• **Record excerpts**
..........

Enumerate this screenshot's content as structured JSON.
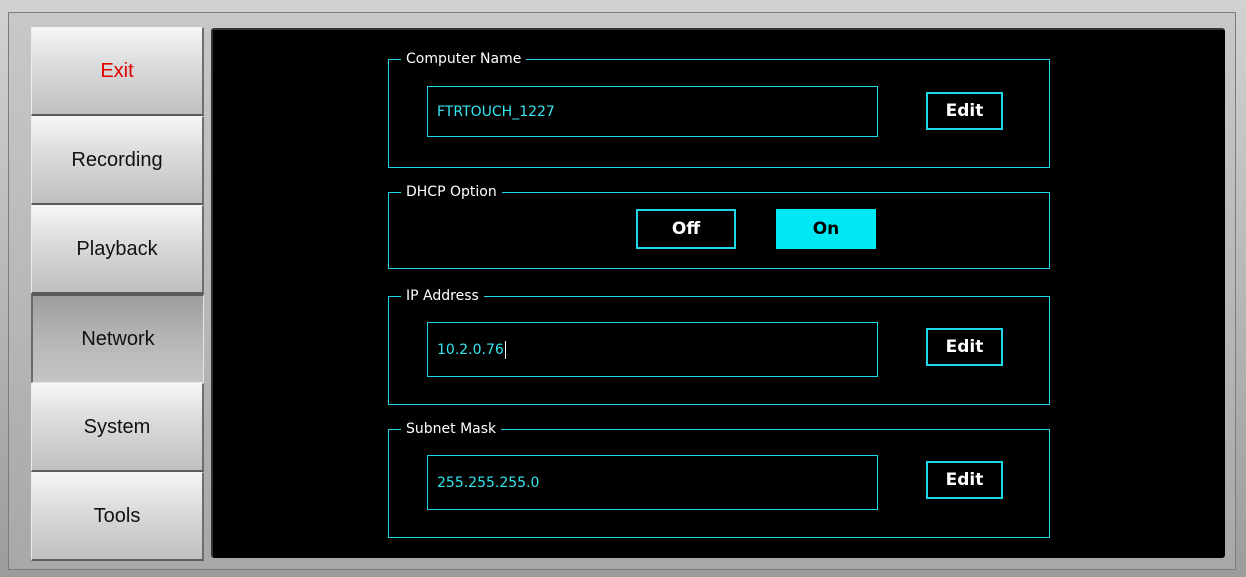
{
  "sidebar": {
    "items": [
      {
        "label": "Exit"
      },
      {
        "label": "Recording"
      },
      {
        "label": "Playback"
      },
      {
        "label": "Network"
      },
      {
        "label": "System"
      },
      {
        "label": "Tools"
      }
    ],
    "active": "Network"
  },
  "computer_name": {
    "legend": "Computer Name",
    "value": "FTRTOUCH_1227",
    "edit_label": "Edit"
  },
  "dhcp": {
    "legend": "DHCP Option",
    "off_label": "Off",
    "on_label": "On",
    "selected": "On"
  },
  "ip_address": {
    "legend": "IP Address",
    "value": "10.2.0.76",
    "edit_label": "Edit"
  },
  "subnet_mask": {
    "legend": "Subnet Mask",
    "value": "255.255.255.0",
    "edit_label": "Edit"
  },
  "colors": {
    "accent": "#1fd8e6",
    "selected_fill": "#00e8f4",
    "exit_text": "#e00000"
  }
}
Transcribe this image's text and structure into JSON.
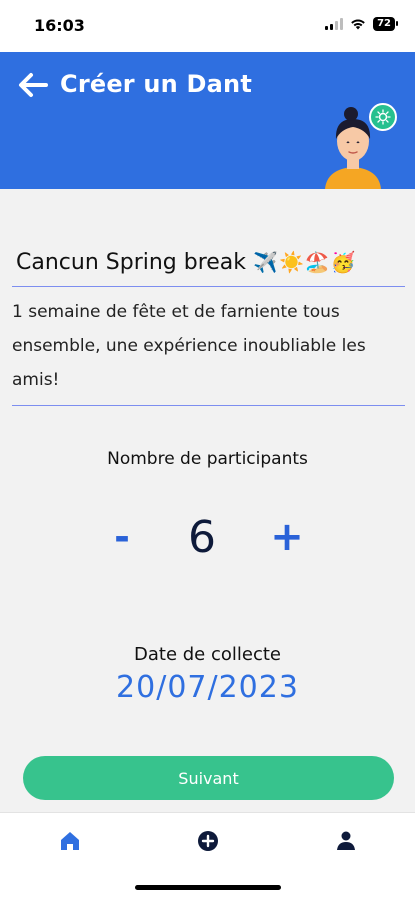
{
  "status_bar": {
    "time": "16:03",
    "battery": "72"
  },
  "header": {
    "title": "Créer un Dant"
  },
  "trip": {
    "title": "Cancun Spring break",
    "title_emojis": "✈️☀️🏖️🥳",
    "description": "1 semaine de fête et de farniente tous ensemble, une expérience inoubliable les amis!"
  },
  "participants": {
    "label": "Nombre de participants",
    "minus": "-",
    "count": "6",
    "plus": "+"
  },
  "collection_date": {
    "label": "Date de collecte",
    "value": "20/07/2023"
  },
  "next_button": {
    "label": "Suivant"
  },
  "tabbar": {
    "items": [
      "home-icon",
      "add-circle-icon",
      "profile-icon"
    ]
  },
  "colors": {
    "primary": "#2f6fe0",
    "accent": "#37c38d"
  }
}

..........

Leave the pictures out and copy the rest of the data exactly.

• **Exercise result**
Enumerate this screenshot's content as structured JSON.
{
  "sidebar": {
    "items": [
      {
        "label": "Exit"
      },
      {
        "label": "Recording"
      },
      {
        "label": "Playback"
      },
      {
        "label": "Network"
      },
      {
        "label": "System"
      },
      {
        "label": "Tools"
      }
    ],
    "active": "Network"
  },
  "computer_name": {
    "legend": "Computer Name",
    "value": "FTRTOUCH_1227",
    "edit_label": "Edit"
  },
  "dhcp": {
    "legend": "DHCP Option",
    "off_label": "Off",
    "on_label": "On",
    "selected": "On"
  },
  "ip_address": {
    "legend": "IP Address",
    "value": "10.2.0.76",
    "edit_label": "Edit"
  },
  "subnet_mask": {
    "legend": "Subnet Mask",
    "value": "255.255.255.0",
    "edit_label": "Edit"
  },
  "colors": {
    "accent": "#1fd8e6",
    "selected_fill": "#00e8f4",
    "exit_text": "#e00000"
  }
}
Transcribe this image's text and structure into JSON.
{
  "status_bar": {
    "time": "16:03",
    "battery": "72"
  },
  "header": {
    "title": "Créer un Dant"
  },
  "trip": {
    "title": "Cancun Spring break",
    "title_emojis": "✈️☀️🏖️🥳",
    "description": "1 semaine de fête et de farniente tous ensemble, une expérience inoubliable les amis!"
  },
  "participants": {
    "label": "Nombre de participants",
    "minus": "-",
    "count": "6",
    "plus": "+"
  },
  "collection_date": {
    "label": "Date de collecte",
    "value": "20/07/2023"
  },
  "next_button": {
    "label": "Suivant"
  },
  "tabbar": {
    "items": [
      "home-icon",
      "add-circle-icon",
      "profile-icon"
    ]
  },
  "colors": {
    "primary": "#2f6fe0",
    "accent": "#37c38d"
  }
}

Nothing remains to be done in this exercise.